# START OF Records for this exercise

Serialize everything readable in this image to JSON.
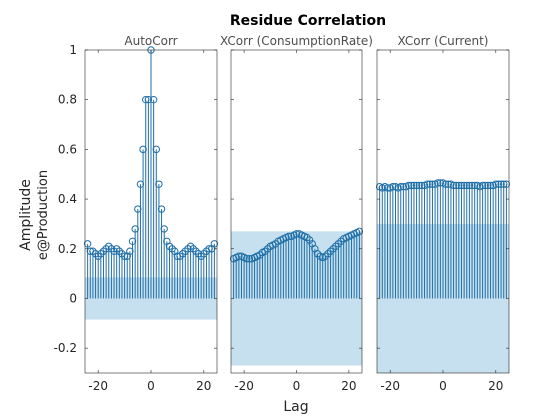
{
  "chart_data": {
    "type": "stem",
    "title": "Residue Correlation",
    "ylabel": "Amplitude",
    "ylabel_sub": "e@Production",
    "xlabel": "Lag",
    "ylim": [
      -0.3,
      1.0
    ],
    "yticks": [
      -0.2,
      0,
      0.2,
      0.4,
      0.6,
      0.8,
      1
    ],
    "ytick_labels": [
      "-0.2",
      "0",
      "0.2",
      "0.4",
      "0.6",
      "0.8",
      "1"
    ],
    "xlim": [
      -25,
      25
    ],
    "xticks": [
      -20,
      0,
      20
    ],
    "xtick_labels": [
      "-20",
      "0",
      "20"
    ],
    "colors": {
      "stem": "#1f6fa8",
      "band": "#c6e0ef",
      "axes_frame": "#262626",
      "title": "#000000"
    },
    "panels": [
      {
        "subtitle": "AutoCorr",
        "confidence_band": [
          -0.085,
          0.085
        ],
        "lags": [
          -24,
          -23,
          -22,
          -21,
          -20,
          -19,
          -18,
          -17,
          -16,
          -15,
          -14,
          -13,
          -12,
          -11,
          -10,
          -9,
          -8,
          -7,
          -6,
          -5,
          -4,
          -3,
          -2,
          -1,
          0,
          1,
          2,
          3,
          4,
          5,
          6,
          7,
          8,
          9,
          10,
          11,
          12,
          13,
          14,
          15,
          16,
          17,
          18,
          19,
          20,
          21,
          22,
          23,
          24
        ],
        "values": [
          0.22,
          0.19,
          0.19,
          0.18,
          0.17,
          0.18,
          0.19,
          0.2,
          0.21,
          0.2,
          0.19,
          0.2,
          0.19,
          0.18,
          0.17,
          0.17,
          0.19,
          0.23,
          0.28,
          0.36,
          0.46,
          0.6,
          0.8,
          0.8,
          1.0,
          0.8,
          0.6,
          0.46,
          0.36,
          0.28,
          0.23,
          0.21,
          0.2,
          0.19,
          0.17,
          0.17,
          0.18,
          0.19,
          0.2,
          0.21,
          0.2,
          0.19,
          0.18,
          0.17,
          0.18,
          0.19,
          0.2,
          0.2,
          0.22
        ]
      },
      {
        "subtitle": "XCorr (ConsumptionRate)",
        "confidence_band": [
          -0.27,
          0.27
        ],
        "lags": [
          -24,
          -23,
          -22,
          -21,
          -20,
          -19,
          -18,
          -17,
          -16,
          -15,
          -14,
          -13,
          -12,
          -11,
          -10,
          -9,
          -8,
          -7,
          -6,
          -5,
          -4,
          -3,
          -2,
          -1,
          0,
          1,
          2,
          3,
          4,
          5,
          6,
          7,
          8,
          9,
          10,
          11,
          12,
          13,
          14,
          15,
          16,
          17,
          18,
          19,
          20,
          21,
          22,
          23,
          24
        ],
        "values": [
          0.16,
          0.165,
          0.17,
          0.17,
          0.165,
          0.16,
          0.16,
          0.16,
          0.165,
          0.17,
          0.175,
          0.185,
          0.19,
          0.2,
          0.21,
          0.215,
          0.22,
          0.23,
          0.235,
          0.24,
          0.245,
          0.25,
          0.25,
          0.255,
          0.26,
          0.26,
          0.255,
          0.25,
          0.245,
          0.235,
          0.22,
          0.2,
          0.18,
          0.17,
          0.165,
          0.17,
          0.18,
          0.19,
          0.2,
          0.21,
          0.22,
          0.23,
          0.24,
          0.245,
          0.25,
          0.255,
          0.26,
          0.265,
          0.27
        ]
      },
      {
        "subtitle": "XCorr (Current)",
        "confidence_band": [
          -0.3,
          0.3
        ],
        "lags": [
          -24,
          -23,
          -22,
          -21,
          -20,
          -19,
          -18,
          -17,
          -16,
          -15,
          -14,
          -13,
          -12,
          -11,
          -10,
          -9,
          -8,
          -7,
          -6,
          -5,
          -4,
          -3,
          -2,
          -1,
          0,
          1,
          2,
          3,
          4,
          5,
          6,
          7,
          8,
          9,
          10,
          11,
          12,
          13,
          14,
          15,
          16,
          17,
          18,
          19,
          20,
          21,
          22,
          23,
          24
        ],
        "values": [
          0.45,
          0.445,
          0.45,
          0.445,
          0.445,
          0.45,
          0.45,
          0.445,
          0.45,
          0.45,
          0.45,
          0.455,
          0.455,
          0.455,
          0.455,
          0.455,
          0.455,
          0.455,
          0.46,
          0.46,
          0.46,
          0.46,
          0.465,
          0.465,
          0.465,
          0.46,
          0.46,
          0.46,
          0.455,
          0.455,
          0.455,
          0.455,
          0.455,
          0.455,
          0.455,
          0.455,
          0.455,
          0.455,
          0.45,
          0.455,
          0.455,
          0.455,
          0.455,
          0.455,
          0.46,
          0.46,
          0.46,
          0.46,
          0.46
        ]
      }
    ]
  }
}
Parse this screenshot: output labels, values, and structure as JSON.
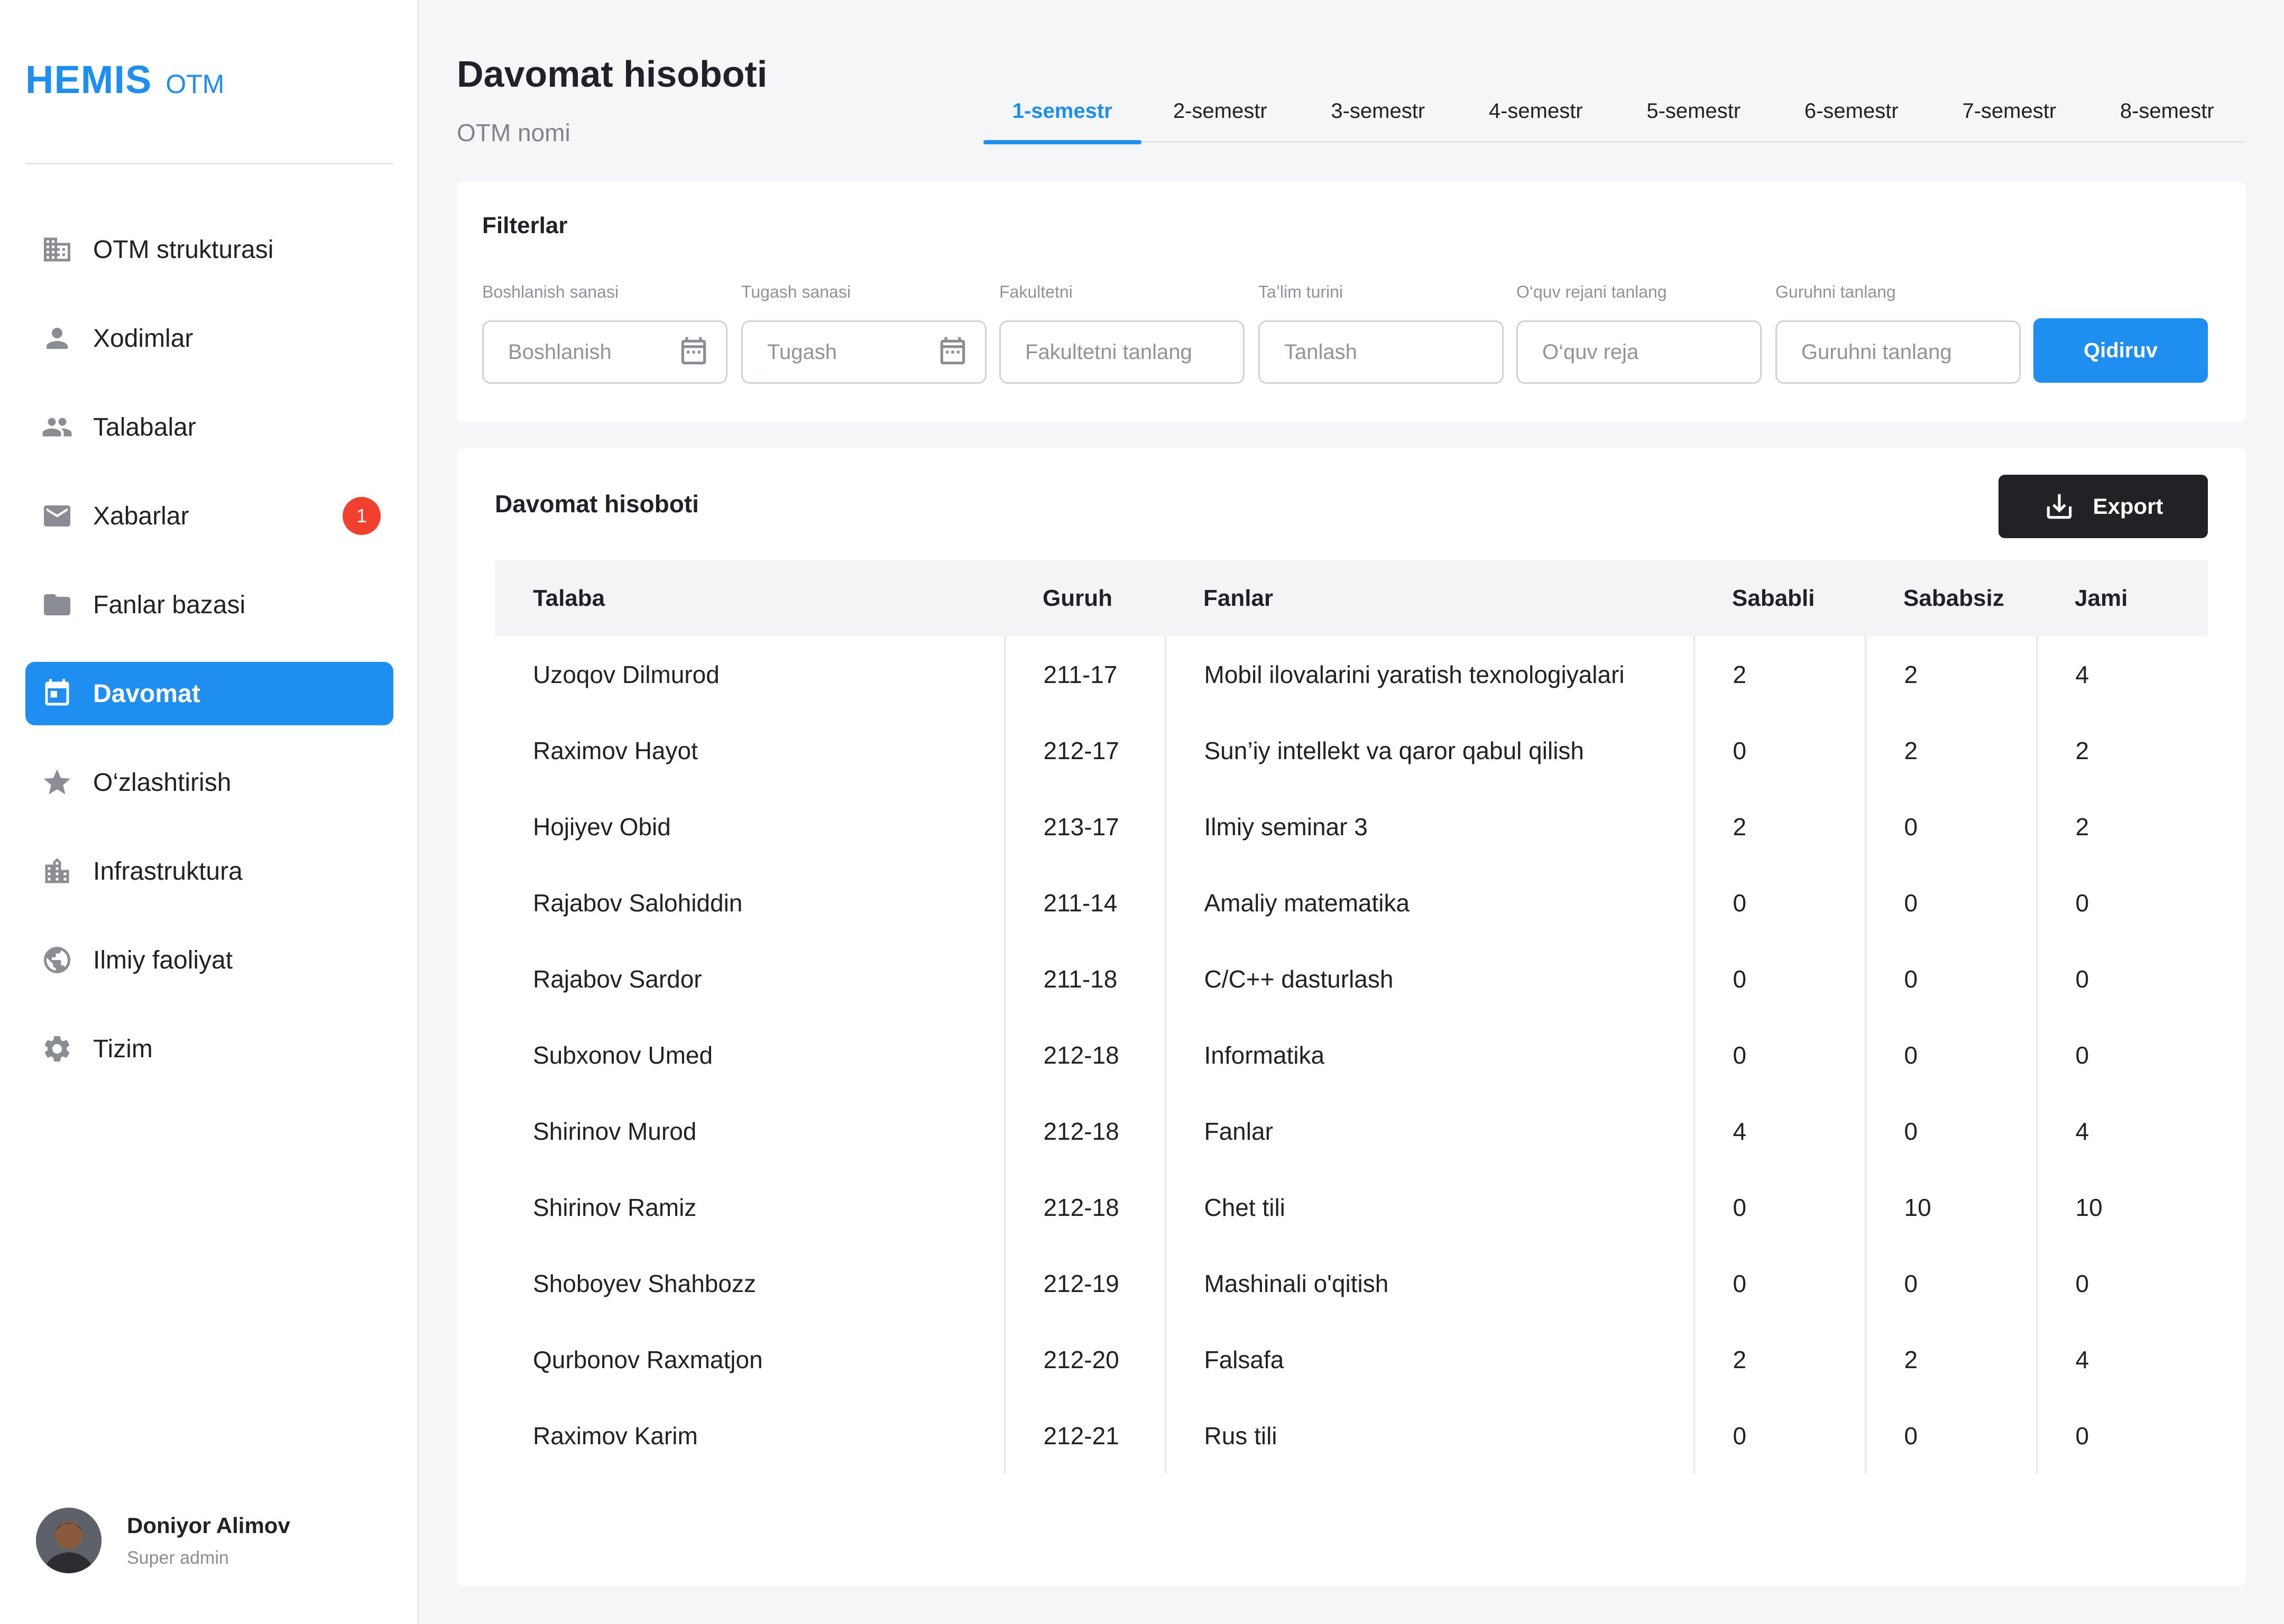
{
  "app": {
    "brand_name": "HEMIS",
    "brand_sub": "OTM"
  },
  "sidebar": {
    "items": [
      {
        "label": "OTM strukturasi",
        "icon": "building-icon"
      },
      {
        "label": "Xodimlar",
        "icon": "person-icon"
      },
      {
        "label": "Talabalar",
        "icon": "group-icon"
      },
      {
        "label": "Xabarlar",
        "icon": "mail-icon",
        "badge": "1"
      },
      {
        "label": "Fanlar bazasi",
        "icon": "folder-icon"
      },
      {
        "label": "Davomat",
        "icon": "calendar-icon",
        "active": true
      },
      {
        "label": "O‘zlashtirish",
        "icon": "star-icon"
      },
      {
        "label": "Infrastruktura",
        "icon": "office-icon"
      },
      {
        "label": "Ilmiy faoliyat",
        "icon": "globe-icon"
      },
      {
        "label": "Tizim",
        "icon": "gear-icon"
      }
    ],
    "user": {
      "name": "Doniyor Alimov",
      "role": "Super admin"
    }
  },
  "header": {
    "title": "Davomat hisoboti",
    "subtitle": "OTM nomi",
    "tabs": [
      "1-semestr",
      "2-semestr",
      "3-semestr",
      "4-semestr",
      "5-semestr",
      "6-semestr",
      "7-semestr",
      "8-semestr"
    ],
    "active_tab": 0
  },
  "filters": {
    "title": "Filterlar",
    "fields": [
      {
        "label": "Boshlanish sanasi",
        "placeholder": "Boshlanish",
        "icon": "calendar-icon"
      },
      {
        "label": "Tugash sanasi",
        "placeholder": "Tugash",
        "icon": "calendar-icon"
      },
      {
        "label": "Fakultetni",
        "placeholder": "Fakultetni tanlang"
      },
      {
        "label": "Ta’lim turini",
        "placeholder": "Tanlash"
      },
      {
        "label": "O‘quv rejani tanlang",
        "placeholder": "O‘quv reja"
      },
      {
        "label": "Guruhni tanlang",
        "placeholder": "Guruhni tanlang"
      }
    ],
    "search_label": "Qidiruv"
  },
  "report": {
    "title": "Davomat hisoboti",
    "export_label": "Export",
    "columns": [
      "Talaba",
      "Guruh",
      "Fanlar",
      "Sababli",
      "Sababsiz",
      "Jami"
    ],
    "rows": [
      [
        "Uzoqov Dilmurod",
        "211-17",
        "Mobil ilovalarini yaratish texnologiyalari",
        "2",
        "2",
        "4"
      ],
      [
        "Raximov Hayot",
        "212-17",
        "Sun’iy intellekt va qaror qabul qilish",
        "0",
        "2",
        "2"
      ],
      [
        "Hojiyev Obid",
        "213-17",
        "Ilmiy seminar 3",
        "2",
        "0",
        "2"
      ],
      [
        "Rajabov Salohiddin",
        "211-14",
        "Amaliy matematika",
        "0",
        "0",
        "0"
      ],
      [
        "Rajabov Sardor",
        "211-18",
        "C/C++ dasturlash",
        "0",
        "0",
        "0"
      ],
      [
        "Subxonov Umed",
        "212-18",
        "Informatika",
        "0",
        "0",
        "0"
      ],
      [
        "Shirinov Murod",
        "212-18",
        "Fanlar",
        "4",
        "0",
        "4"
      ],
      [
        "Shirinov Ramiz",
        "212-18",
        "Chet tili",
        "0",
        "10",
        "10"
      ],
      [
        "Shoboyev Shahbozz",
        "212-19",
        "Mashinali o'qitish",
        "0",
        "0",
        "0"
      ],
      [
        "Qurbonov Raxmatjon",
        "212-20",
        "Falsafa",
        "2",
        "2",
        "4"
      ],
      [
        "Raximov Karim",
        "212-21",
        "Rus tili",
        "0",
        "0",
        "0"
      ]
    ]
  },
  "colors": {
    "accent": "#1f8ef1",
    "badge": "#f2402f",
    "dark_button": "#202226"
  }
}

# END OF Records for this exercise

### Work instructions
Go through the data above and find the lines with the word "Rajabov". Copy each of those lines.

### Result
        "Rajabov Salohiddin",
        "Rajabov Sardor",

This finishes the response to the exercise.